◆ **ITEMS**

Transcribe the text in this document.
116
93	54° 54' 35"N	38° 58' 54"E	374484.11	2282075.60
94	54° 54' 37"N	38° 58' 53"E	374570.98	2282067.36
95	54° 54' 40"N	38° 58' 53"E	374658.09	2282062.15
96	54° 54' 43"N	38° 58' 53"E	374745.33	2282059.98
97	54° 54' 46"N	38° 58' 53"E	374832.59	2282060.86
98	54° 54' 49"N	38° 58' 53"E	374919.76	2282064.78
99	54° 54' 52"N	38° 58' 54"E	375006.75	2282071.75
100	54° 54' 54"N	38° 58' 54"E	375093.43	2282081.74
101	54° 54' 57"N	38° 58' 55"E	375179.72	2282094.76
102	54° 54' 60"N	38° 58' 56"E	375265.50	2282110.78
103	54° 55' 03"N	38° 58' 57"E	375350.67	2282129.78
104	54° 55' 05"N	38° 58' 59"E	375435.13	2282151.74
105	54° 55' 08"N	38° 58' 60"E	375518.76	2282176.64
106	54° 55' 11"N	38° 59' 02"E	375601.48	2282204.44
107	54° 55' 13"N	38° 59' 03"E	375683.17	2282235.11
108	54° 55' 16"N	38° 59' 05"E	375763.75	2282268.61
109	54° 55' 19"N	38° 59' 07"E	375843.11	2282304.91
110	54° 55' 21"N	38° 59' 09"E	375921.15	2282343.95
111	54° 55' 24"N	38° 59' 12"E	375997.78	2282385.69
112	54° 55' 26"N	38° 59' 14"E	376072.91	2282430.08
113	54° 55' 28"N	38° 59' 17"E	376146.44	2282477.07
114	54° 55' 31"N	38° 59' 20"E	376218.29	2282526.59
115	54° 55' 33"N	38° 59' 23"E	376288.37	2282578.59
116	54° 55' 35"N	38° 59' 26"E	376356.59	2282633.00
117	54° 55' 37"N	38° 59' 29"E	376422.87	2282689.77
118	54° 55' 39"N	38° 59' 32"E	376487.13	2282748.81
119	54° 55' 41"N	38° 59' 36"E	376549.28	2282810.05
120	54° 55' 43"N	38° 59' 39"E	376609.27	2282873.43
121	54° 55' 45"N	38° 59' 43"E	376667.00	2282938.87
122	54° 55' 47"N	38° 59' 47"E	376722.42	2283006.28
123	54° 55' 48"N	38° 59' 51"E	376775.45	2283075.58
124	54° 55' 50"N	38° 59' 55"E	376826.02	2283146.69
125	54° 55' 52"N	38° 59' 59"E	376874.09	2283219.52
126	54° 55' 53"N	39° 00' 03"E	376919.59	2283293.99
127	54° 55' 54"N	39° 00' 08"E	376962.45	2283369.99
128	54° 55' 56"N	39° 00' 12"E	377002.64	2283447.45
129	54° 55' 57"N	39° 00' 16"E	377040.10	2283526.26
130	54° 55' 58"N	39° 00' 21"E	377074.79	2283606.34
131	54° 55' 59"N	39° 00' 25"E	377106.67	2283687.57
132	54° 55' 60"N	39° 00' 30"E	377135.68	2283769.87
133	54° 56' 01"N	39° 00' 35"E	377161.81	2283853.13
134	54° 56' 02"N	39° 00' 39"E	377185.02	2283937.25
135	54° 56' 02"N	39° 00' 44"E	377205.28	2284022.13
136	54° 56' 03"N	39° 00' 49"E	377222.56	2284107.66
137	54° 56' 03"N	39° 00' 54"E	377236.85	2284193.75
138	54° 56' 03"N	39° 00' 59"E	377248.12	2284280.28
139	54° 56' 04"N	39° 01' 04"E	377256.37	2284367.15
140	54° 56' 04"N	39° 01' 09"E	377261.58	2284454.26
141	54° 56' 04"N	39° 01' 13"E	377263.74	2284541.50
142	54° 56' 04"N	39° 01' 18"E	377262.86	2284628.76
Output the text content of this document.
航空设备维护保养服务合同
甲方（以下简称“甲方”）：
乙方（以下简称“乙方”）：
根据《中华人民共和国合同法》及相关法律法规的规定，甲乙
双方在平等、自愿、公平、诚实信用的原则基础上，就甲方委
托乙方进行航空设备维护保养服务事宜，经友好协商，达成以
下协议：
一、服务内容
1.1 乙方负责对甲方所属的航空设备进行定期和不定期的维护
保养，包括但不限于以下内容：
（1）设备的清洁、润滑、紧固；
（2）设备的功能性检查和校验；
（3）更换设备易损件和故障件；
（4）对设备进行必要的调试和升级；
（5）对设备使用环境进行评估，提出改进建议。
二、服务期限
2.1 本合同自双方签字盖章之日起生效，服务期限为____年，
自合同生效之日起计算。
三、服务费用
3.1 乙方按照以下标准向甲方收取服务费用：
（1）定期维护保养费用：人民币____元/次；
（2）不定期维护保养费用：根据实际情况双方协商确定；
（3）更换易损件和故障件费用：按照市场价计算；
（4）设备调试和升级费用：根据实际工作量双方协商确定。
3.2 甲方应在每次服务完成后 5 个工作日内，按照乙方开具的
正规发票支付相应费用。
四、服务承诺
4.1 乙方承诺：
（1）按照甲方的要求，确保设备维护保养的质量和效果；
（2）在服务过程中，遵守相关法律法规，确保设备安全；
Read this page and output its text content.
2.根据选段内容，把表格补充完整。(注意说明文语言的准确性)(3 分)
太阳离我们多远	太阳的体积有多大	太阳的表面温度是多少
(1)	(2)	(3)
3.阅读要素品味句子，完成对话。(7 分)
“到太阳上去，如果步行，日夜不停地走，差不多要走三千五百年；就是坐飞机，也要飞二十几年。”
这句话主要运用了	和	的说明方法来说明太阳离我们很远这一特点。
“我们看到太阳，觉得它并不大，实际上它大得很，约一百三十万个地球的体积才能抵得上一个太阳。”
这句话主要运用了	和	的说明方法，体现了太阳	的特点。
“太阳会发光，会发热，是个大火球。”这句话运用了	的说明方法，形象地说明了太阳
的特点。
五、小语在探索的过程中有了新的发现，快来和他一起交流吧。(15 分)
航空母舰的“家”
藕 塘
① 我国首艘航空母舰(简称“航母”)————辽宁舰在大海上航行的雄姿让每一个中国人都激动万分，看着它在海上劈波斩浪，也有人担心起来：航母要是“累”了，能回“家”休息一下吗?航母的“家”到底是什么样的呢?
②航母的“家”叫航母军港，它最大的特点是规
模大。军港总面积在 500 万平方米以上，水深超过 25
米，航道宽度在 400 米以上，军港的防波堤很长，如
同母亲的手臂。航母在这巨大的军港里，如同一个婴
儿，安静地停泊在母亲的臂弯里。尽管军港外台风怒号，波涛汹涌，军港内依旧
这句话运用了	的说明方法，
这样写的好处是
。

◆ **REQUIREMENTS**
Find every line in the records that contains the word "document"; copy those lines.

◆ **TASK RESPONSE**
Transcribe the text in this document.
Output the text content of this document.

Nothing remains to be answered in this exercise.